* What the task asks *
Copies of all lines containing the string "CDMA" are needed from the data below.
Data section Block Start
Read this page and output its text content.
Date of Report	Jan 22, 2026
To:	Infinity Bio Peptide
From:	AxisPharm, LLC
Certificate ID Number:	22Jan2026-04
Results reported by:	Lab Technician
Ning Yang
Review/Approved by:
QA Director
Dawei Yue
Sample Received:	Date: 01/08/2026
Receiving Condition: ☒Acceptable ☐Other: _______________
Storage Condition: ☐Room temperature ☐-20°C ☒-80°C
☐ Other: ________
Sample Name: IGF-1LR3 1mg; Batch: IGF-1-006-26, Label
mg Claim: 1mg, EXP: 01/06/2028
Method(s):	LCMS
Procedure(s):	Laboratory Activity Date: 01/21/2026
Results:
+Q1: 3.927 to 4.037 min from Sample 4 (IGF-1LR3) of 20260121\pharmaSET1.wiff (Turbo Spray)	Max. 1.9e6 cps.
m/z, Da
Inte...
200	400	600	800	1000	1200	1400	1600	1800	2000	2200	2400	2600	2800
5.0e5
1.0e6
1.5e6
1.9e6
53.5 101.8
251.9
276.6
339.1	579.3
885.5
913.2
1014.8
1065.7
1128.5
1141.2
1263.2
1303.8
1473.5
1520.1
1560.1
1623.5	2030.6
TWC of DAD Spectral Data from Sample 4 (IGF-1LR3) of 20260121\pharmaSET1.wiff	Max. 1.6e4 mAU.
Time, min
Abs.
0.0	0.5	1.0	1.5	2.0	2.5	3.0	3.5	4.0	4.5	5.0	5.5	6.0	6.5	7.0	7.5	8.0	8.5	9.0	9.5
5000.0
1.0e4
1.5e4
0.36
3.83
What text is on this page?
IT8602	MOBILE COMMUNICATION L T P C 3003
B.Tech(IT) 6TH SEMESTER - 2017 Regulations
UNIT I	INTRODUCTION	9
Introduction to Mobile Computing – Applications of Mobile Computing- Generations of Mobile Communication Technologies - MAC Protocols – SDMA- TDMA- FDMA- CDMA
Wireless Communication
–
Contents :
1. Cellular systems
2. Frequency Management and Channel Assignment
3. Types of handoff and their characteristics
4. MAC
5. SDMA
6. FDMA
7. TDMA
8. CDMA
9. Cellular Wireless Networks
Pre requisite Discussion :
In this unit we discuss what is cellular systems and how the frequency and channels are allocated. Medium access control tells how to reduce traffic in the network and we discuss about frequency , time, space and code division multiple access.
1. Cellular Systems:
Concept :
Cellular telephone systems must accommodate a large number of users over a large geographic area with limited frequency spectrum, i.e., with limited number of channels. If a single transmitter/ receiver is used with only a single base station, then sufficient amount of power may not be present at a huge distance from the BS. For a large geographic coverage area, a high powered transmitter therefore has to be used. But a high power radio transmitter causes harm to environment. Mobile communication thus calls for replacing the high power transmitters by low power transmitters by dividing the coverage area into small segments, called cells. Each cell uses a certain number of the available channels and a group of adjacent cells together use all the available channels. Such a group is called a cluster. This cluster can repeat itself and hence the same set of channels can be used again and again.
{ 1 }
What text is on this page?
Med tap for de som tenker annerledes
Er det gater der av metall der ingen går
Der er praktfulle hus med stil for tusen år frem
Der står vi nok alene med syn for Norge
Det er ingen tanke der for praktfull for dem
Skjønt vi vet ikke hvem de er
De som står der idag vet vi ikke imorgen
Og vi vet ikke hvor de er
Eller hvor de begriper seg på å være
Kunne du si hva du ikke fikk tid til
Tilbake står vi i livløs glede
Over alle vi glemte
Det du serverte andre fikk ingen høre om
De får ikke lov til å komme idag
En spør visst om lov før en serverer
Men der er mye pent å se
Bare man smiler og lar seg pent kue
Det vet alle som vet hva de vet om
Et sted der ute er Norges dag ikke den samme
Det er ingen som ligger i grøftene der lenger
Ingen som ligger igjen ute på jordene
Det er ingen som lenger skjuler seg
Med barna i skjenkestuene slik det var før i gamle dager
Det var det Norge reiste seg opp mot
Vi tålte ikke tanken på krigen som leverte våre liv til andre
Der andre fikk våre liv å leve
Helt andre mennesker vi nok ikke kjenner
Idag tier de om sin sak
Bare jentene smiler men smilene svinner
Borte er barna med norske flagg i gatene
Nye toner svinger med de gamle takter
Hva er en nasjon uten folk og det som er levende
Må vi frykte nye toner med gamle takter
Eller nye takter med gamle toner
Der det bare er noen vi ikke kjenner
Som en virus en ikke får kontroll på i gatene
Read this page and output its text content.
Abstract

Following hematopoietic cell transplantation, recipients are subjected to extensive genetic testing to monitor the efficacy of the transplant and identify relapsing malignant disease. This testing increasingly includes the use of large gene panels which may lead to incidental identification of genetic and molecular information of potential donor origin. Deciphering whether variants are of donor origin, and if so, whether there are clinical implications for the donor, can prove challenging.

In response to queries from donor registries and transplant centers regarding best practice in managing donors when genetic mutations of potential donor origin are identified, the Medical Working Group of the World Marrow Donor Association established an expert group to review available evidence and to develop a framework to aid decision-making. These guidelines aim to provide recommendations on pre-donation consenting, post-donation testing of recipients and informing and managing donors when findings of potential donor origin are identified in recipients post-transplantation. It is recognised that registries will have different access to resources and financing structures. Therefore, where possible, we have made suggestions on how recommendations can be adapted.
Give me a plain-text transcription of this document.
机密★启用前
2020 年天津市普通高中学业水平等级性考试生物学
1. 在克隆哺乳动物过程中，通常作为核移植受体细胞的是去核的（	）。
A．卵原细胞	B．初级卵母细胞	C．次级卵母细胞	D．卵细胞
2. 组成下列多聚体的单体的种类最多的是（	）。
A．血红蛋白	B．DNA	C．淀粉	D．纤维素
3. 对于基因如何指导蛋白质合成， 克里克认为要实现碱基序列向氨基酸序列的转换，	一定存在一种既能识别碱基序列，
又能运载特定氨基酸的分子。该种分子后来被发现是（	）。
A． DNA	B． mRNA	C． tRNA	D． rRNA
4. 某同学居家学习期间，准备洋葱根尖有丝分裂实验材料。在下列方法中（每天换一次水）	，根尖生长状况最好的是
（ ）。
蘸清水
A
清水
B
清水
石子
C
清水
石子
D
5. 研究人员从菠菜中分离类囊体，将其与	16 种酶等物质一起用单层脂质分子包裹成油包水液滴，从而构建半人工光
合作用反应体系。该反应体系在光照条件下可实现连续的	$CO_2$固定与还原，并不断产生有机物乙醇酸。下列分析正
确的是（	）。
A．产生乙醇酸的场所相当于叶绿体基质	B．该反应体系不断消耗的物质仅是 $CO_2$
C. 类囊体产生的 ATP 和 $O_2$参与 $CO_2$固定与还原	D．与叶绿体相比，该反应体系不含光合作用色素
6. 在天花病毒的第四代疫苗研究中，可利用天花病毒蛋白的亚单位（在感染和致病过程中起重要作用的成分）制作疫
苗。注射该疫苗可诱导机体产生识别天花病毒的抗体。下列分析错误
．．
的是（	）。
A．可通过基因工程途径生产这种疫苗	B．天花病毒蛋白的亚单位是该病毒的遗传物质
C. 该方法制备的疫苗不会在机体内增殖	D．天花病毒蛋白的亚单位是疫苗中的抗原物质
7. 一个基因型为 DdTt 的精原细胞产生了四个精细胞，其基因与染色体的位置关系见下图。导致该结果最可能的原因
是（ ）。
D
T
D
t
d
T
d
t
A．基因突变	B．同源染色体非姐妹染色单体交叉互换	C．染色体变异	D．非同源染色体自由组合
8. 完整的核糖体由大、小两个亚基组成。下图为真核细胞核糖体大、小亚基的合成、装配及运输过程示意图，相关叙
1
Data section Block End
* Response to the exercise *
Introduction to Mobile Computing – Applications of Mobile Computing- Generations of Mobile Communication Technologies - MAC Protocols – SDMA- TDMA- FDMA- CDMA
8. CDMA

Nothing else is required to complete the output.